Input material ::
--*--
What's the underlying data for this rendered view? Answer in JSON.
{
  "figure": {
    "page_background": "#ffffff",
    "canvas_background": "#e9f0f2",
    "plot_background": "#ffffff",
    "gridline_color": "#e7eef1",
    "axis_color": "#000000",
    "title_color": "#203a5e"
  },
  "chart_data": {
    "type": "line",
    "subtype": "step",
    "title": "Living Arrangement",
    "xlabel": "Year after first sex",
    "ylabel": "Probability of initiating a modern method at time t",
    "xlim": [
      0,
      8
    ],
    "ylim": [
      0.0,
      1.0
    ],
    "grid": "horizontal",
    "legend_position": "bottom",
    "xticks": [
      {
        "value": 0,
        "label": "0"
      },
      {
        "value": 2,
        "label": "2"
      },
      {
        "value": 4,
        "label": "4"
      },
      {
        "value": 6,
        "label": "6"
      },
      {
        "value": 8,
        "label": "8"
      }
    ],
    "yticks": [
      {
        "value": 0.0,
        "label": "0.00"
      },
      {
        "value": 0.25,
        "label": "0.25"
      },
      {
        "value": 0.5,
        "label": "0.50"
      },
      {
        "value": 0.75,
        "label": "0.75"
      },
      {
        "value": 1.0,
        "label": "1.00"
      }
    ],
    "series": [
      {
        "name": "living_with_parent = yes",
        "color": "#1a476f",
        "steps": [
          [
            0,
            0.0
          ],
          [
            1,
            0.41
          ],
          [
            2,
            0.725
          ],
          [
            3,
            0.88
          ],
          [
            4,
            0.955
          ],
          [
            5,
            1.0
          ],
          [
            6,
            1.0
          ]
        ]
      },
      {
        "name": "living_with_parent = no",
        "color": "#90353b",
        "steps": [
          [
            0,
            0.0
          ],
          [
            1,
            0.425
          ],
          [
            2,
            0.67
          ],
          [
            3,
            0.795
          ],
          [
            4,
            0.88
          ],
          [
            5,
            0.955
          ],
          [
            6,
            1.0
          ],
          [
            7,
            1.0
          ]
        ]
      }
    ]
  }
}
--*--
Stated problem ::
Using the data above, say how many lines include "ffffff". No other reply is needed.

The answer ::
2